**TASK DIRECTIONS**.
Copy out all of the material exactly as presented.

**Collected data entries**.
******

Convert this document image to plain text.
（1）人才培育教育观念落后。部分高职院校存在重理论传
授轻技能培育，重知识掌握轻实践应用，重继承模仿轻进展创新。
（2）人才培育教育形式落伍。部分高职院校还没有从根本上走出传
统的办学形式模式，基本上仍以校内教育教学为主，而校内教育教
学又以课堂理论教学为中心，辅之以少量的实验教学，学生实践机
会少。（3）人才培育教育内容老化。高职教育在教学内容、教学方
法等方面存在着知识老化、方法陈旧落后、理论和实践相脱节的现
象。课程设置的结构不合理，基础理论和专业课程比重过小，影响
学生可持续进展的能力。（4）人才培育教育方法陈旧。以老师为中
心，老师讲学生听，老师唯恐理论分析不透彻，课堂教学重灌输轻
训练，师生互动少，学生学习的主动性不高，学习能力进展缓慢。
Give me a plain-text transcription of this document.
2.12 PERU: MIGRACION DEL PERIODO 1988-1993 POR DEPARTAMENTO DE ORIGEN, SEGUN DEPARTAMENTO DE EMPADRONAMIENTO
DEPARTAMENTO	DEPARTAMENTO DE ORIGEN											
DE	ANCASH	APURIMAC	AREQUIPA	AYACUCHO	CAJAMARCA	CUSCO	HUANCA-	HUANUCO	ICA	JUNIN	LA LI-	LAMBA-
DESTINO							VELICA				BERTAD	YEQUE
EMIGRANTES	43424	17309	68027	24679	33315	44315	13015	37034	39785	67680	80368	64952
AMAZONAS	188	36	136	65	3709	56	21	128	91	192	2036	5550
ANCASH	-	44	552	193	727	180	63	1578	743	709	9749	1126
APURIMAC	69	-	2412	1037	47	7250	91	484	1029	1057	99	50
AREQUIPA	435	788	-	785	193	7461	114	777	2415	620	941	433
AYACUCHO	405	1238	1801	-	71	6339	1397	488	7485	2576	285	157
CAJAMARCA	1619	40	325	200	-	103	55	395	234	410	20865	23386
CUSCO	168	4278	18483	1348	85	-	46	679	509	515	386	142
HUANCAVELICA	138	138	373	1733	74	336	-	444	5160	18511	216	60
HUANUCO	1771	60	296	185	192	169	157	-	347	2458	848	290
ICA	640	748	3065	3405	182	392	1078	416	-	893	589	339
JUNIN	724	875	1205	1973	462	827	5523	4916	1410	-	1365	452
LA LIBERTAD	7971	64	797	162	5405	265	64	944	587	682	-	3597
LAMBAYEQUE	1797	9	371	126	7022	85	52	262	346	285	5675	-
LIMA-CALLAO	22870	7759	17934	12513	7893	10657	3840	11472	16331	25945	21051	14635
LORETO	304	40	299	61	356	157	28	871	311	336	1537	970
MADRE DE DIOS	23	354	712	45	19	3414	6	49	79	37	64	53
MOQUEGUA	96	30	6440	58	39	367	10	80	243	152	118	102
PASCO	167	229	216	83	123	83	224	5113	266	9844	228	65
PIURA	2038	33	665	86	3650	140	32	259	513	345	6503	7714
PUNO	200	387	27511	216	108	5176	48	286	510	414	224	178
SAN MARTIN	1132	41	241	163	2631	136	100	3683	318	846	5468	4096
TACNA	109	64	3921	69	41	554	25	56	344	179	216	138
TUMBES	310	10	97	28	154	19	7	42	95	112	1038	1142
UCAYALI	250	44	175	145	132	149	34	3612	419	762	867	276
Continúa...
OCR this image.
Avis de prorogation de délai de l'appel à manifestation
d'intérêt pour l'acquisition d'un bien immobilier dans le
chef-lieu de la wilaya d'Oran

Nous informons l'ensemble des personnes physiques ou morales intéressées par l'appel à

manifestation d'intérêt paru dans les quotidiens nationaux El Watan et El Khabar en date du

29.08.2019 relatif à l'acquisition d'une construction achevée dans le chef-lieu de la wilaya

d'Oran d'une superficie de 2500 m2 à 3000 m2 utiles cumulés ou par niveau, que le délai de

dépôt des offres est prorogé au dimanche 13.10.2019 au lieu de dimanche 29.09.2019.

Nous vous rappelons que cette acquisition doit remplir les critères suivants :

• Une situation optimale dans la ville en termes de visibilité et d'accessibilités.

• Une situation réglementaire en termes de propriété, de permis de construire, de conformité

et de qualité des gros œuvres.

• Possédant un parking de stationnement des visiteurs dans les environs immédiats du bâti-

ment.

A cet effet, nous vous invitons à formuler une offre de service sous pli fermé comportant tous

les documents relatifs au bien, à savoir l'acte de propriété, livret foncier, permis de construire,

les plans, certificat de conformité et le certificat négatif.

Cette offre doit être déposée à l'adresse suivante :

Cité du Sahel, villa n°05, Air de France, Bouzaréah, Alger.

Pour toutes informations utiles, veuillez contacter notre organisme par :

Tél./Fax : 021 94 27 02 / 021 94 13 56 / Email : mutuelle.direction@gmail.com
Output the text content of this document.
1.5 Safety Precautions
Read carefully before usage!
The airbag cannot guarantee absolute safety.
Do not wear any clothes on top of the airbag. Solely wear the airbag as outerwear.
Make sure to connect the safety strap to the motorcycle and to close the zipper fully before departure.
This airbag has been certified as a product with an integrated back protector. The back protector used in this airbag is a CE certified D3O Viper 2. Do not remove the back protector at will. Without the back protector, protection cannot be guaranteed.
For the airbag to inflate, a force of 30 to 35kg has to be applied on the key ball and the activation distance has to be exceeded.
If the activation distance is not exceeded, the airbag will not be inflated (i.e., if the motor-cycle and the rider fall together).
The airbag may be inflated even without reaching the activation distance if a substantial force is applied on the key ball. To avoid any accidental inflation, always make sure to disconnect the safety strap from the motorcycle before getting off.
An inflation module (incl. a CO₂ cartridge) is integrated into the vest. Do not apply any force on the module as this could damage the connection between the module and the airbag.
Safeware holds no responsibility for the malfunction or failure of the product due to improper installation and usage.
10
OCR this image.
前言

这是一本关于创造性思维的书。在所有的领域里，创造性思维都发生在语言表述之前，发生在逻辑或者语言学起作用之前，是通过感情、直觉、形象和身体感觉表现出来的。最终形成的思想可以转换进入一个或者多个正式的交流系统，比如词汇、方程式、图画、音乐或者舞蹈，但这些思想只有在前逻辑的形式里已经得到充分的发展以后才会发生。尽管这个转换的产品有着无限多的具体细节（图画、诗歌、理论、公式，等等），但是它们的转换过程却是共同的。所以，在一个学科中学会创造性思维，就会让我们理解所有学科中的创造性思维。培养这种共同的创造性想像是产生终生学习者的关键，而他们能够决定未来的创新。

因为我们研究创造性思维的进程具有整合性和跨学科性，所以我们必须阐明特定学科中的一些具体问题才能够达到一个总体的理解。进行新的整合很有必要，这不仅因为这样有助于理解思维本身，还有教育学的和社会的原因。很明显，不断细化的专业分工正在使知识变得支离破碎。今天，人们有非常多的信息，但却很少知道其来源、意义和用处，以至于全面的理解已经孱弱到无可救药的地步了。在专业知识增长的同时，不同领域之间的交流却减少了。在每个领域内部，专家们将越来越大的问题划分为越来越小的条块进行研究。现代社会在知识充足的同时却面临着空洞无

******

**ANSWER TO THE EXERCISE**.
Convert this document image to plain text.
（1）人才培育教育观念落后。部分高职院校存在重理论传
授轻技能培育，重知识掌握轻实践应用，重继承模仿轻进展创新。
（2）人才培育教育形式落伍。部分高职院校还没有从根本上走出传
统的办学形式模式，基本上仍以校内教育教学为主，而校内教育教
学又以课堂理论教学为中心，辅之以少量的实验教学，学生实践机
会少。（3）人才培育教育内容老化。高职教育在教学内容、教学方
法等方面存在着知识老化、方法陈旧落后、理论和实践相脱节的现
象。课程设置的结构不合理，基础理论和专业课程比重过小，影响
学生可持续进展的能力。（4）人才培育教育方法陈旧。以老师为中
心，老师讲学生听，老师唯恐理论分析不透彻，课堂教学重灌输轻
训练，师生互动少，学生学习的主动性不高，学习能力进展缓慢。
Give me a plain-text transcription of this document.
2.12 PERU: MIGRACION DEL PERIODO 1988-1993 POR DEPARTAMENTO DE ORIGEN, SEGUN DEPARTAMENTO DE EMPADRONAMIENTO
DEPARTAMENTO	DEPARTAMENTO DE ORIGEN											
DE	ANCASH	APURIMAC	AREQUIPA	AYACUCHO	CAJAMARCA	CUSCO	HUANCA-	HUANUCO	ICA	JUNIN	LA LI-	LAMBA-
DESTINO							VELICA				BERTAD	YEQUE
EMIGRANTES	43424	17309	68027	24679	33315	44315	13015	37034	39785	67680	80368	64952
AMAZONAS	188	36	136	65	3709	56	21	128	91	192	2036	5550
ANCASH	-	44	552	193	727	180	63	1578	743	709	9749	1126
APURIMAC	69	-	2412	1037	47	7250	91	484	1029	1057	99	50
AREQUIPA	435	788	-	785	193	7461	114	777	2415	620	941	433
AYACUCHO	405	1238	1801	-	71	6339	1397	488	7485	2576	285	157
CAJAMARCA	1619	40	325	200	-	103	55	395	234	410	20865	23386
CUSCO	168	4278	18483	1348	85	-	46	679	509	515	386	142
HUANCAVELICA	138	138	373	1733	74	336	-	444	5160	18511	216	60
HUANUCO	1771	60	296	185	192	169	157	-	347	2458	848	290
ICA	640	748	3065	3405	182	392	1078	416	-	893	589	339
JUNIN	724	875	1205	1973	462	827	5523	4916	1410	-	1365	452
LA LIBERTAD	7971	64	797	162	5405	265	64	944	587	682	-	3597
LAMBAYEQUE	1797	9	371	126	7022	85	52	262	346	285	5675	-
LIMA-CALLAO	22870	7759	17934	12513	7893	10657	3840	11472	16331	25945	21051	14635
LORETO	304	40	299	61	356	157	28	871	311	336	1537	970
MADRE DE DIOS	23	354	712	45	19	3414	6	49	79	37	64	53
MOQUEGUA	96	30	6440	58	39	367	10	80	243	152	118	102
PASCO	167	229	216	83	123	83	224	5113	266	9844	228	65
PIURA	2038	33	665	86	3650	140	32	259	513	345	6503	7714
PUNO	200	387	27511	216	108	5176	48	286	510	414	224	178
SAN MARTIN	1132	41	241	163	2631	136	100	3683	318	846	5468	4096
TACNA	109	64	3921	69	41	554	25	56	344	179	216	138
TUMBES	310	10	97	28	154	19	7	42	95	112	1038	1142
UCAYALI	250	44	175	145	132	149	34	3612	419	762	867	276
Continúa...
OCR this image.
Avis de prorogation de délai de l'appel à manifestation
d'intérêt pour l'acquisition d'un bien immobilier dans le
chef-lieu de la wilaya d'Oran

Nous informons l'ensemble des personnes physiques ou morales intéressées par l'appel à

manifestation d'intérêt paru dans les quotidiens nationaux El Watan et El Khabar en date du

29.08.2019 relatif à l'acquisition d'une construction achevée dans le chef-lieu de la wilaya

d'Oran d'une superficie de 2500 m2 à 3000 m2 utiles cumulés ou par niveau, que le délai de

dépôt des offres est prorogé au dimanche 13.10.2019 au lieu de dimanche 29.09.2019.

Nous vous rappelons que cette acquisition doit remplir les critères suivants :

• Une situation optimale dans la ville en termes de visibilité et d'accessibilités.

• Une situation réglementaire en termes de propriété, de permis de construire, de conformité

et de qualité des gros œuvres.

• Possédant un parking de stationnement des visiteurs dans les environs immédiats du bâti-

ment.

A cet effet, nous vous invitons à formuler une offre de service sous pli fermé comportant tous

les documents relatifs au bien, à savoir l'acte de propriété, livret foncier, permis de construire,

les plans, certificat de conformité et le certificat négatif.

Cette offre doit être déposée à l'adresse suivante :

Cité du Sahel, villa n°05, Air de France, Bouzaréah, Alger.

Pour toutes informations utiles, veuillez contacter notre organisme par :

Tél./Fax : 021 94 27 02 / 021 94 13 56 / Email : mutuelle.direction@gmail.com
Output the text content of this document.
1.5 Safety Precautions
Read carefully before usage!
The airbag cannot guarantee absolute safety.
Do not wear any clothes on top of the airbag. Solely wear the airbag as outerwear.
Make sure to connect the safety strap to the motorcycle and to close the zipper fully before departure.
This airbag has been certified as a product with an integrated back protector. The back protector used in this airbag is a CE certified D3O Viper 2. Do not remove the back protector at will. Without the back protector, protection cannot be guaranteed.
For the airbag to inflate, a force of 30 to 35kg has to be applied on the key ball and the activation distance has to be exceeded.
If the activation distance is not exceeded, the airbag will not be inflated (i.e., if the motor-cycle and the rider fall together).
The airbag may be inflated even without reaching the activation distance if a substantial force is applied on the key ball. To avoid any accidental inflation, always make sure to disconnect the safety strap from the motorcycle before getting off.
An inflation module (incl. a CO₂ cartridge) is integrated into the vest. Do not apply any force on the module as this could damage the connection between the module and the airbag.
Safeware holds no responsibility for the malfunction or failure of the product due to improper installation and usage.
10
OCR this image.
前言

这是一本关于创造性思维的书。在所有的领域里，创造性思维都发生在语言表述之前，发生在逻辑或者语言学起作用之前，是通过感情、直觉、形象和身体感觉表现出来的。最终形成的思想可以转换进入一个或者多个正式的交流系统，比如词汇、方程式、图画、音乐或者舞蹈，但这些思想只有在前逻辑的形式里已经得到充分的发展以后才会发生。尽管这个转换的产品有着无限多的具体细节（图画、诗歌、理论、公式，等等），但是它们的转换过程却是共同的。所以，在一个学科中学会创造性思维，就会让我们理解所有学科中的创造性思维。培养这种共同的创造性想像是产生终生学习者的关键，而他们能够决定未来的创新。

因为我们研究创造性思维的进程具有整合性和跨学科性，所以我们必须阐明特定学科中的一些具体问题才能够达到一个总体的理解。进行新的整合很有必要，这不仅因为这样有助于理解思维本身，还有教育学的和社会的原因。很明显，不断细化的专业分工正在使知识变得支离破碎。今天，人们有非常多的信息，但却很少知道其来源、意义和用处，以至于全面的理解已经孱弱到无可救药的地步了。在专业知识增长的同时，不同领域之间的交流却减少了。在每个领域内部，专家们将越来越大的问题划分为越来越小的条块进行研究。现代社会在知识充足的同时却面临着空洞无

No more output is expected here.